EXERCISE GOAL:
Search the data for the word "Москвы" and copy every line that contains it.

-- BEGIN DATASET RECORDS --

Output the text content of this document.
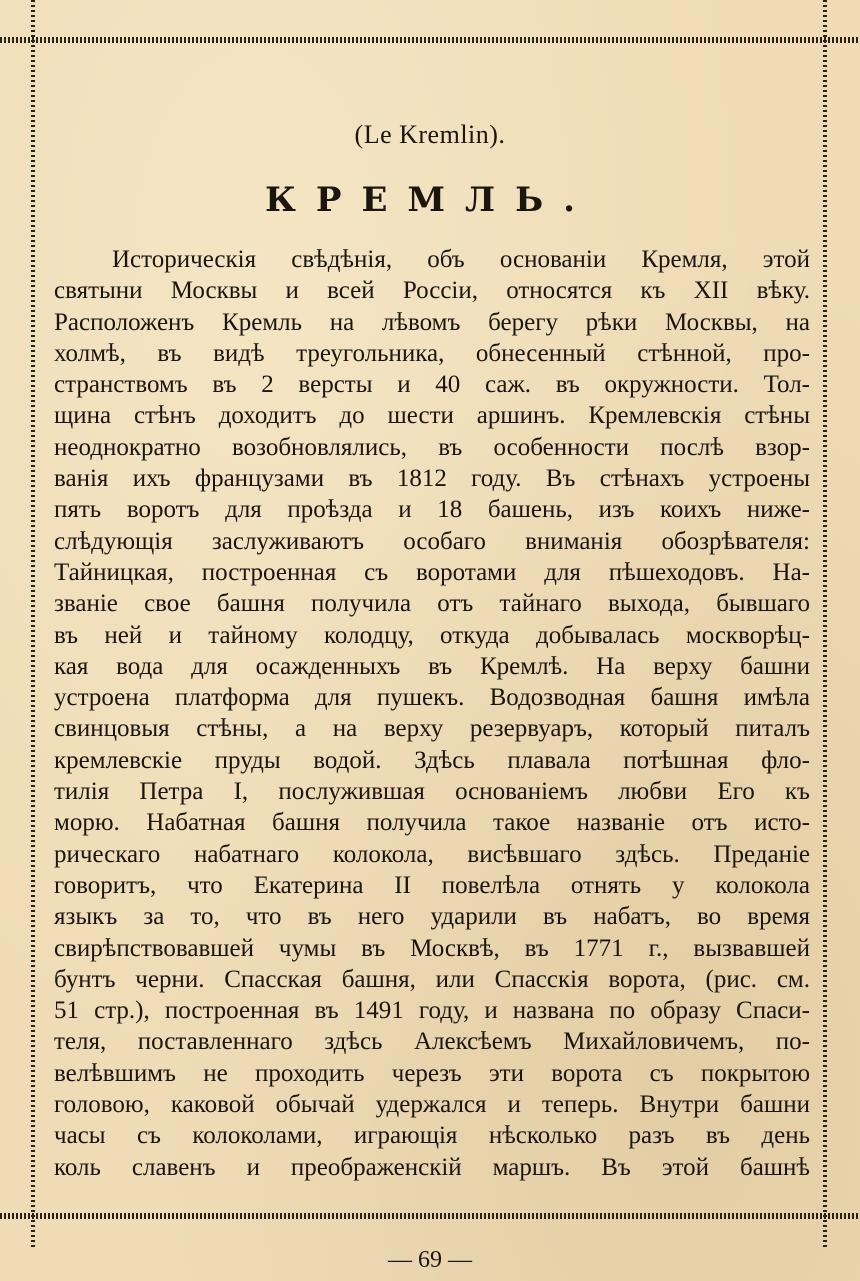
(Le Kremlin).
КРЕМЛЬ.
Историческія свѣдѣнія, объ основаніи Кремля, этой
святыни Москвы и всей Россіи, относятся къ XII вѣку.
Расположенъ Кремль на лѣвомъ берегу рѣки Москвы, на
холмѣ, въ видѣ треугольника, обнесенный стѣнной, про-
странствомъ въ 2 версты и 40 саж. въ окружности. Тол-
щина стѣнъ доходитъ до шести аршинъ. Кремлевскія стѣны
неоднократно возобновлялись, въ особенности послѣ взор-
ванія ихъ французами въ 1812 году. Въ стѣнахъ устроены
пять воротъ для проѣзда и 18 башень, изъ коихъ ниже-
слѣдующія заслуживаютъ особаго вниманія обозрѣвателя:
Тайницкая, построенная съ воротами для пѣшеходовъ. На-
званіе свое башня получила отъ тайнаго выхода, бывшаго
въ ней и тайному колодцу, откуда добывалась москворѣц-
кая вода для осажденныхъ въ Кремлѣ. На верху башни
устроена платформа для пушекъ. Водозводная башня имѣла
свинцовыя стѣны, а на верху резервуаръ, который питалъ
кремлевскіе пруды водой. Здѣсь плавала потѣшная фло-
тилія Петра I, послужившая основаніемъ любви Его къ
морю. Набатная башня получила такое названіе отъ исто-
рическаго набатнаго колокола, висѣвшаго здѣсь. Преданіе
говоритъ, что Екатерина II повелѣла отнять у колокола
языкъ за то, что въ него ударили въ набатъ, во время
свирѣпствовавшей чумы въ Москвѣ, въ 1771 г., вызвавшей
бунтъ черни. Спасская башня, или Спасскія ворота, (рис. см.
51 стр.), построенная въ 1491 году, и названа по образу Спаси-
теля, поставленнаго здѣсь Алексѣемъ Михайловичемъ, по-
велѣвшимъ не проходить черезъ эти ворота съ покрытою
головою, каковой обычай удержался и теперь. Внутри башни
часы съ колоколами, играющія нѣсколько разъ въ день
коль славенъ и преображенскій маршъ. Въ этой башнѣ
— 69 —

-- END DATASET RECORDS --
-- BEGIN DATASET RECORDS --

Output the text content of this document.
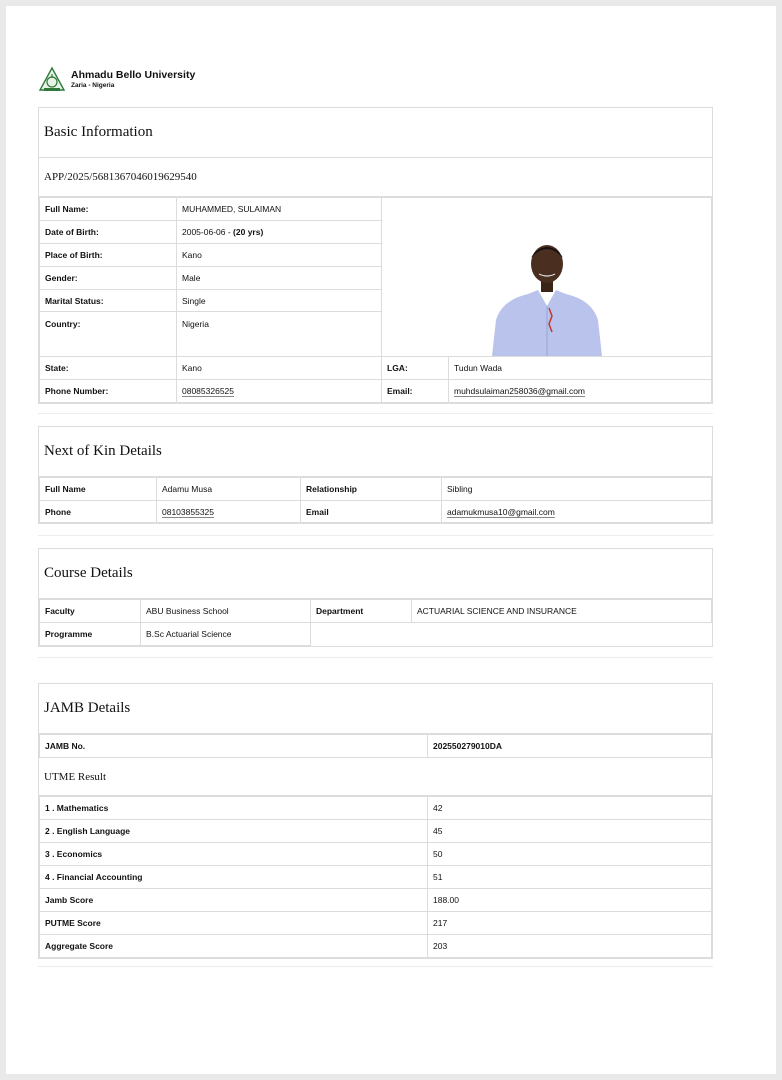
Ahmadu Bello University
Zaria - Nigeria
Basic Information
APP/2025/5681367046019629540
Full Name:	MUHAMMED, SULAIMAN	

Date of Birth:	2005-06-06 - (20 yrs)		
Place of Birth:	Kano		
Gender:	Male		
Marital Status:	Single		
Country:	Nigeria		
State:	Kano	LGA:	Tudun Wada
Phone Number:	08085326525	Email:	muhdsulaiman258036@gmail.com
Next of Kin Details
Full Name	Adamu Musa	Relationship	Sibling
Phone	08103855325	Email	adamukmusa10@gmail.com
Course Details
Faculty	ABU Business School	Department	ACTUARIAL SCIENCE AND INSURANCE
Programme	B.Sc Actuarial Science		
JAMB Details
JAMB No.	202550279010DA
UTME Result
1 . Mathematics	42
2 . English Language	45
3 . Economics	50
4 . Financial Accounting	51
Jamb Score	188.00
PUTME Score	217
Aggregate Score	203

-- END DATASET RECORDS --

TASK RESPONSE:
святыни Москвы и всей Россіи, относятся къ XII вѣку.
Расположенъ Кремль на лѣвомъ берегу рѣки Москвы, на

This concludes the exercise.